-- begin Provided records --

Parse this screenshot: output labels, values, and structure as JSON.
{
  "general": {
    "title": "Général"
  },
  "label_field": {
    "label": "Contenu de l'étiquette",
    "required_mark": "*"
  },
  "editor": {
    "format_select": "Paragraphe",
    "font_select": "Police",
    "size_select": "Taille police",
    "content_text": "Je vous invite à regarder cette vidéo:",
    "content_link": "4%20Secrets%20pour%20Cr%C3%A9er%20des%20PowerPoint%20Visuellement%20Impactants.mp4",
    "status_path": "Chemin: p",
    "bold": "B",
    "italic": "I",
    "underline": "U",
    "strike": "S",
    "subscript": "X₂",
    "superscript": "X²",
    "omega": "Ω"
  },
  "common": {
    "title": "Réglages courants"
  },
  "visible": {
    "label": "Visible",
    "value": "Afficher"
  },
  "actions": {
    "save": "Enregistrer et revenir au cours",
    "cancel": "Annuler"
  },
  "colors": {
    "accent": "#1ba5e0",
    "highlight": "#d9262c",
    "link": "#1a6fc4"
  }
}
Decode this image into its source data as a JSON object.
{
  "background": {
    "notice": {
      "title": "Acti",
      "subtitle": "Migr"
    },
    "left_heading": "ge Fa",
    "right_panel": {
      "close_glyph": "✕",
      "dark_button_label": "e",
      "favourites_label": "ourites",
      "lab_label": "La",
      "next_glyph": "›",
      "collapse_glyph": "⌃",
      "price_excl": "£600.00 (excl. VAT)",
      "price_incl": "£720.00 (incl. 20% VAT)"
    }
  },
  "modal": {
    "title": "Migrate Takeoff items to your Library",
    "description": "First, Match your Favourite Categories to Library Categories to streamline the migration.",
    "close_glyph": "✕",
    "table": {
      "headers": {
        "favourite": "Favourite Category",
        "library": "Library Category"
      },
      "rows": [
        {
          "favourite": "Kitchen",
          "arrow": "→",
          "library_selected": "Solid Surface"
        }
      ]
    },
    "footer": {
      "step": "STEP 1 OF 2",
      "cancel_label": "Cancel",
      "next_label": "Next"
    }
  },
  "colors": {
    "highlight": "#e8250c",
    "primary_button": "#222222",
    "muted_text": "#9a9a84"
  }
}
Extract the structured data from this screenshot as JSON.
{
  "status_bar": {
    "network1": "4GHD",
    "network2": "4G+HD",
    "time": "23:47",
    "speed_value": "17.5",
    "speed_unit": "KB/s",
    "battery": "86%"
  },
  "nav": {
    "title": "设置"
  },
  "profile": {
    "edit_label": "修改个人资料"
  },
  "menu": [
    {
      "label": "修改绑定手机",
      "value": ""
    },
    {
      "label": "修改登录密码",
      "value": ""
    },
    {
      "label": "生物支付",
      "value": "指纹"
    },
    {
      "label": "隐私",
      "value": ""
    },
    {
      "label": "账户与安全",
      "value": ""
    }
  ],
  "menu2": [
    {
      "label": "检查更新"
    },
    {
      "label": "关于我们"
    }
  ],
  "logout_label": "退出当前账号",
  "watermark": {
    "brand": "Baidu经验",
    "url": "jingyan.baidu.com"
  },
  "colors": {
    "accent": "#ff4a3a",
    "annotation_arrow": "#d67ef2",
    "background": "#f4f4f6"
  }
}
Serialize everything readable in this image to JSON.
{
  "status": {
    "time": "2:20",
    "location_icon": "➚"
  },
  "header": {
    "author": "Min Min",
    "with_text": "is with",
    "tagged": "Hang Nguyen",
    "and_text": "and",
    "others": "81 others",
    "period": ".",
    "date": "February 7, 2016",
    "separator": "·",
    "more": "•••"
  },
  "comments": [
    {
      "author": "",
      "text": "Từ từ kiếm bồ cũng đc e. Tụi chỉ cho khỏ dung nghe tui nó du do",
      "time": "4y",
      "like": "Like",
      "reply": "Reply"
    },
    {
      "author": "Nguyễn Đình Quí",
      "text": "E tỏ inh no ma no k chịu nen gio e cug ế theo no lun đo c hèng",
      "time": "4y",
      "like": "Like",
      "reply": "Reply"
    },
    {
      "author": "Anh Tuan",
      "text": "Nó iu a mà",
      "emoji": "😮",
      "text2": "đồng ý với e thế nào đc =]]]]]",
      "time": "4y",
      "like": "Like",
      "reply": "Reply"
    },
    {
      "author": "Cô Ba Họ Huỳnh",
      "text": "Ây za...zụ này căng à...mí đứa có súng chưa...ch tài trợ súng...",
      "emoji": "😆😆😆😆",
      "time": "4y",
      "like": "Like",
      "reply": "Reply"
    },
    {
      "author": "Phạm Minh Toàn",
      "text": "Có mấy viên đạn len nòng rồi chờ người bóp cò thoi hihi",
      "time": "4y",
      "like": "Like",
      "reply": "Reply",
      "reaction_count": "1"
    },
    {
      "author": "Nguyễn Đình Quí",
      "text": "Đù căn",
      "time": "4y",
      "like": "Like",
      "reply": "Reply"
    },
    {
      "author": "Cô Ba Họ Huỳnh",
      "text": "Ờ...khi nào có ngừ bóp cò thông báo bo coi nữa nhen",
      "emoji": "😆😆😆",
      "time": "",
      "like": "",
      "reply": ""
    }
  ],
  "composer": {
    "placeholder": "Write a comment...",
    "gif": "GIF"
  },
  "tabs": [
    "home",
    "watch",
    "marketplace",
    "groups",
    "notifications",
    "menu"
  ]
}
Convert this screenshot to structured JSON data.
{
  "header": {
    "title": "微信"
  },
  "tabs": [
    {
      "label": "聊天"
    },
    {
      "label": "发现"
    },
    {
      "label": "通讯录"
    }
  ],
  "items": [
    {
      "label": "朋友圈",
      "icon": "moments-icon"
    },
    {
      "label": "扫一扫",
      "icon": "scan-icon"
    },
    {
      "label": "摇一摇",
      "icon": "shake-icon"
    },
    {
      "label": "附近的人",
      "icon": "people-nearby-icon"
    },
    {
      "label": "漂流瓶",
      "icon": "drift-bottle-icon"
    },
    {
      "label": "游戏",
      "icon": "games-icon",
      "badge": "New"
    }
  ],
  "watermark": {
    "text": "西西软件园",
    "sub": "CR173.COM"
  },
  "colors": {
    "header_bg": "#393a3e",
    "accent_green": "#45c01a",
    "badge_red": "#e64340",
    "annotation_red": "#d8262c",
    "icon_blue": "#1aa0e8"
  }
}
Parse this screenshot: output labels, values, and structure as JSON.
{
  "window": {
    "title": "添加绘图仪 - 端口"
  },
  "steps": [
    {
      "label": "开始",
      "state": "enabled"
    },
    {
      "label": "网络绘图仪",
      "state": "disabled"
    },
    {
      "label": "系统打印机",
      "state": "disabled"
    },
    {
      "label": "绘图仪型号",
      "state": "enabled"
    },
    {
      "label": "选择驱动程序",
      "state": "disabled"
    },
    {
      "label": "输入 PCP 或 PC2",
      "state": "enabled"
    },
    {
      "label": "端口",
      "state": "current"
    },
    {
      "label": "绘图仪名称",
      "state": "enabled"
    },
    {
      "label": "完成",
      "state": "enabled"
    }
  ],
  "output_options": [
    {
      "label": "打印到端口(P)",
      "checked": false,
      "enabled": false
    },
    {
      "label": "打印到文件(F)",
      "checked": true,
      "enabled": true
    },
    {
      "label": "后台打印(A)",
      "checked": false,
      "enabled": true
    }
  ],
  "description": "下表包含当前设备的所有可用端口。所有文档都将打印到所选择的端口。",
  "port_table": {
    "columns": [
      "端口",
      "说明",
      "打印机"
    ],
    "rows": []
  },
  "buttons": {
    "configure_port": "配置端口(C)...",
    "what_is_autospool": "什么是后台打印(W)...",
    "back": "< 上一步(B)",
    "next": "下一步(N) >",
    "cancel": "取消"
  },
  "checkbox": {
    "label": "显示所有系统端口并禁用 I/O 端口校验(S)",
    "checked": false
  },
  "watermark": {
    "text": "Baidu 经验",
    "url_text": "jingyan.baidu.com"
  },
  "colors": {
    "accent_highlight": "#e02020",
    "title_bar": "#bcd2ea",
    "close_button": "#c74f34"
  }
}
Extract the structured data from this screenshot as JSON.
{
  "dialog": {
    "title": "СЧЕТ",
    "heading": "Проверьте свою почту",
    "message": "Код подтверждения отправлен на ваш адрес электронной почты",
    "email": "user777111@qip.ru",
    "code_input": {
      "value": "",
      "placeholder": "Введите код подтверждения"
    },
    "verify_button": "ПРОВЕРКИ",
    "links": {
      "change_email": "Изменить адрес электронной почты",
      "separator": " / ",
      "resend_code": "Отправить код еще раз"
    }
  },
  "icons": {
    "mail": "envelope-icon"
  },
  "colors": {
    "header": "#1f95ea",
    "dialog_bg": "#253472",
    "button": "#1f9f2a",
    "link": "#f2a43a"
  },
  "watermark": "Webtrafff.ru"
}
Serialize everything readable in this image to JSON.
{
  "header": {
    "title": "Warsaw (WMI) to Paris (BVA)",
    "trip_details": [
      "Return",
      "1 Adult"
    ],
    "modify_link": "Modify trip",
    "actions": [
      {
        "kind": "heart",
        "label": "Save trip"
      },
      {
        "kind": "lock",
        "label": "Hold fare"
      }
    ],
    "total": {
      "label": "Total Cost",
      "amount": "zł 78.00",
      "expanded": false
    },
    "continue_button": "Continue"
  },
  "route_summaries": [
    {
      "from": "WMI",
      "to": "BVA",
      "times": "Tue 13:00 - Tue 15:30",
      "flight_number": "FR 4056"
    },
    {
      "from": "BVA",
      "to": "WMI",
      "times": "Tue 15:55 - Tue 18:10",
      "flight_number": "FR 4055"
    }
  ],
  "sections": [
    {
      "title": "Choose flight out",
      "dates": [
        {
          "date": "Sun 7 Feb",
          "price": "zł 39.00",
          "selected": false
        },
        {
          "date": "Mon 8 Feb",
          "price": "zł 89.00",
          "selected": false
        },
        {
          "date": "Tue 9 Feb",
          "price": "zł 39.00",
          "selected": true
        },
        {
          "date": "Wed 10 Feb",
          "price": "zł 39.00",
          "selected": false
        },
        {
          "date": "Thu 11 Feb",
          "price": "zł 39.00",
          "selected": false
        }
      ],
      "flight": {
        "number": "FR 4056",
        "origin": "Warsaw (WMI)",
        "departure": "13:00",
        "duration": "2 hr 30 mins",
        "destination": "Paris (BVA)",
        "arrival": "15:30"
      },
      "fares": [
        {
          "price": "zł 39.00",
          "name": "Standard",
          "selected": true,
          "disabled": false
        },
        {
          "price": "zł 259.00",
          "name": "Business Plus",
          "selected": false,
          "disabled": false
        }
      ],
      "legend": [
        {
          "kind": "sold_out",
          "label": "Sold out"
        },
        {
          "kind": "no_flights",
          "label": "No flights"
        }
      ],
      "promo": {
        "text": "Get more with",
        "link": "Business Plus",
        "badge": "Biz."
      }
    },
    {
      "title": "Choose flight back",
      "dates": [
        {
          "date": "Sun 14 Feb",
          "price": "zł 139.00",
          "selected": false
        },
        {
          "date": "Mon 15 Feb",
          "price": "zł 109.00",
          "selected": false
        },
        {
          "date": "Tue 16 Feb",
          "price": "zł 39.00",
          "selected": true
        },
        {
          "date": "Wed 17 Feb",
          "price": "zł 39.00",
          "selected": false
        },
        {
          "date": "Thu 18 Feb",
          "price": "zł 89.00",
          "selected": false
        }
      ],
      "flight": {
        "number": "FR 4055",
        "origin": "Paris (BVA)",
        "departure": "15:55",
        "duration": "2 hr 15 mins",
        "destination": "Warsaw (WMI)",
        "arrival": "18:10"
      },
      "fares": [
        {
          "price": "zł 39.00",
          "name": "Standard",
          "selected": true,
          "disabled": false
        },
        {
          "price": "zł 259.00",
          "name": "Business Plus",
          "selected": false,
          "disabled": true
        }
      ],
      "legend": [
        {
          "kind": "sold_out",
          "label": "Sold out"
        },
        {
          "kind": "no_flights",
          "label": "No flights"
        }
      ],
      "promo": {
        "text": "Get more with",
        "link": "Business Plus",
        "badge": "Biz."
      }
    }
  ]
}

-- end Provided records --

> **Problem to work on**:
In the entries above, find each line with the string "jingyan" and copy it.

> **Solution to the exercise**:
    "url": "jingyan.baidu.com"
    "url_text": "jingyan.baidu.com"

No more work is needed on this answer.